--- START OF RECORDS SHOWN ---

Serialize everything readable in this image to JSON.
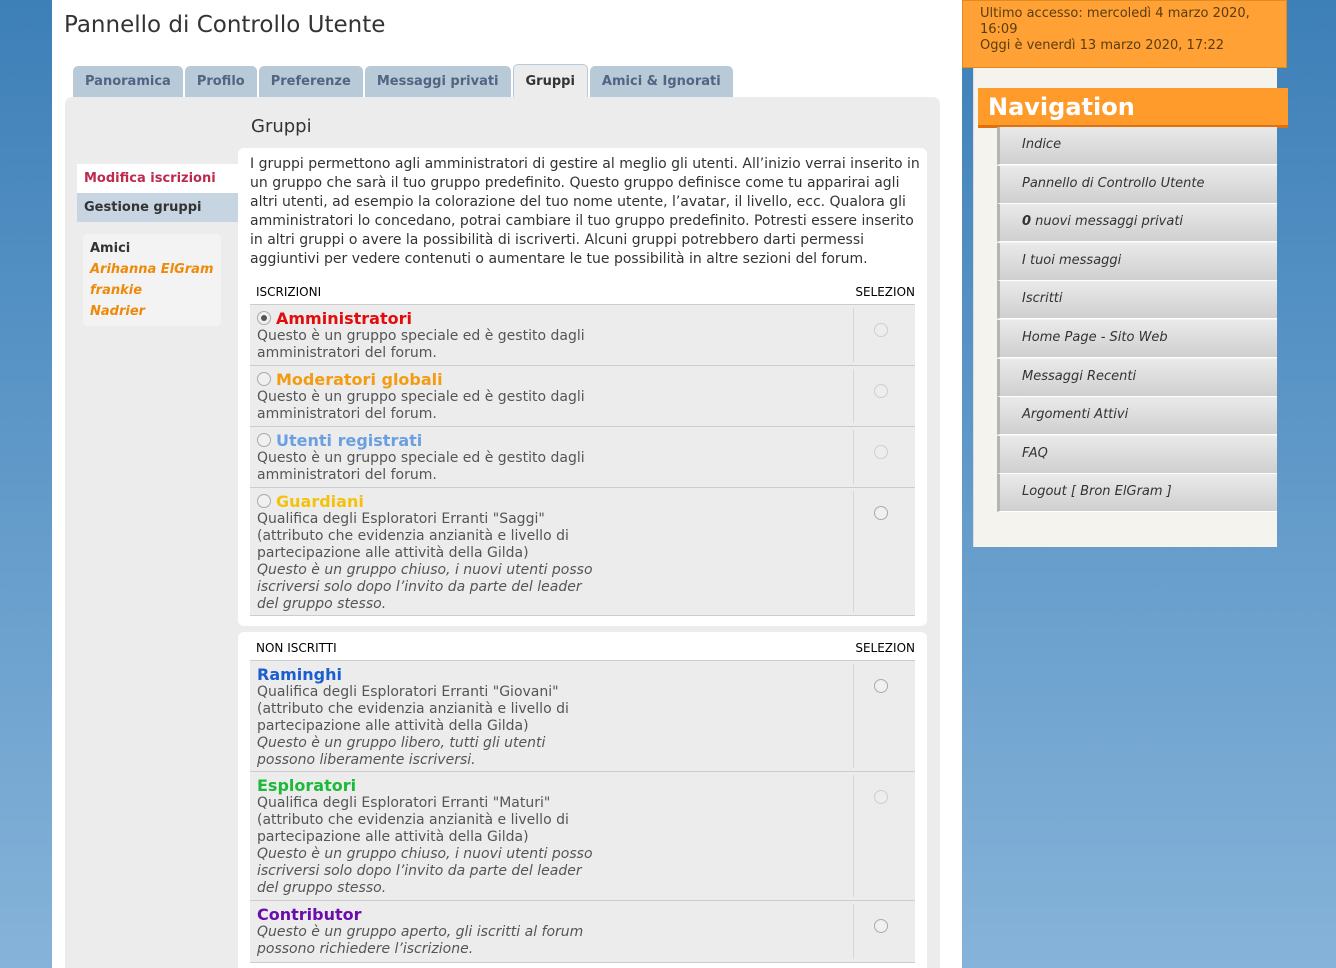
{
  "page_title": "Pannello di Controllo Utente",
  "tabs": [
    {
      "label": "Panoramica"
    },
    {
      "label": "Profilo"
    },
    {
      "label": "Preferenze"
    },
    {
      "label": "Messaggi privati"
    },
    {
      "label": "Gruppi"
    },
    {
      "label": "Amici & Ignorati"
    }
  ],
  "ucp_nav": {
    "current": "Modifica iscrizioni",
    "other": "Gestione gruppi"
  },
  "friends": {
    "title": "Amici",
    "items": [
      "Arihanna ElGram",
      "frankie",
      "Nadrier"
    ]
  },
  "section_title": "Gruppi",
  "intro": "I gruppi permettono agli amministratori di gestire al meglio gli utenti. All’inizio verrai inserito in un gruppo che sarà il tuo gruppo predefinito. Questo gruppo definisce come tu apparirai agli altri utenti, ad esempio la colorazione del tuo nome utente, l’avatar, il livello, ecc. Qualora gli amministratori lo concedano, potrai cambiare il tuo gruppo predefinito. Potresti essere inserito in altri gruppi o avere la possibilità di iscriverti. Alcuni gruppi potrebbero darti permessi aggiuntivi per vedere contenuti o aumentare le tue possibilità in altre sezioni del forum.",
  "memberships": {
    "header_left": "ISCRIZIONI",
    "header_right": "SELEZION",
    "groups": [
      {
        "name": "Amministratori",
        "color": "#e30b0b",
        "desc1": "Questo è un gruppo speciale ed è gestito dagli",
        "desc2": "amministratori del forum."
      },
      {
        "name": "Moderatori globali",
        "color": "#f39c12",
        "desc1": "Questo è un gruppo speciale ed è gestito dagli",
        "desc2": "amministratori del forum."
      },
      {
        "name": "Utenti registrati",
        "color": "#6a9fe0",
        "desc1": "Questo è un gruppo speciale ed è gestito dagli",
        "desc2": "amministratori del forum."
      },
      {
        "name": "Guardiani",
        "color": "#f4c20d",
        "desc1": "Qualifica degli Esploratori Erranti \"Saggi\"",
        "desc2": "(attributo che evidenzia anzianità e livello di",
        "desc3": "partecipazione alle attività della Gilda)",
        "note1": "Questo è un gruppo chiuso, i nuovi utenti posso",
        "note2": "iscriversi solo dopo l’invito da parte del leader",
        "note3": "del gruppo stesso."
      }
    ]
  },
  "non_members": {
    "header_left": "NON ISCRITTI",
    "header_right": "SELEZION",
    "groups": [
      {
        "name": "Raminghi",
        "color": "#1b5ecf",
        "desc1": "Qualifica degli Esploratori Erranti \"Giovani\"",
        "desc2": "(attributo che evidenzia anzianità e livello di",
        "desc3": "partecipazione alle attività della Gilda)",
        "note1": "Questo è un gruppo libero, tutti gli utenti",
        "note2": "possono liberamente iscriversi."
      },
      {
        "name": "Esploratori",
        "color": "#1bba3a",
        "desc1": "Qualifica degli Esploratori Erranti \"Maturi\"",
        "desc2": "(attributo che evidenzia anzianità e livello di",
        "desc3": "partecipazione alle attività della Gilda)",
        "note1": "Questo è un gruppo chiuso, i nuovi utenti posso",
        "note2": "iscriversi solo dopo l’invito da parte del leader",
        "note3": "del gruppo stesso."
      },
      {
        "name": "Contributor",
        "color": "#6a0dad",
        "note1": "Questo è un gruppo aperto, gli iscritti al forum",
        "note2": "possono richiedere l’iscrizione."
      }
    ]
  },
  "access": {
    "line1": "Ultimo accesso: mercoledì 4 marzo 2020,",
    "line2": "16:09",
    "line3": "Oggi è venerdì 13 marzo 2020, 17:22"
  },
  "navigation": {
    "title": "Navigation",
    "links": [
      {
        "label": "Indice"
      },
      {
        "label": "Pannello di Controllo Utente"
      },
      {
        "count": "0",
        "label": " nuovi messaggi privati"
      },
      {
        "label": "I tuoi messaggi"
      },
      {
        "label": "Iscritti"
      },
      {
        "label": "Home Page - Sito Web"
      },
      {
        "label": "Messaggi Recenti"
      },
      {
        "label": "Argomenti Attivi"
      },
      {
        "label": "FAQ"
      },
      {
        "label": "Logout [ Bron ElGram ]"
      }
    ]
  }
}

--- END OF RECORDS SHOWN ---

▶ GIVEN EXERCISE: Extract each line holding the word "Qualifica" from the records.

▶ THE REPLY:
        "desc1": "Qualifica degli Esploratori Erranti \"Saggi\"",
        "desc1": "Qualifica degli Esploratori Erranti \"Giovani\"",
        "desc1": "Qualifica degli Esploratori Erranti \"Maturi\"",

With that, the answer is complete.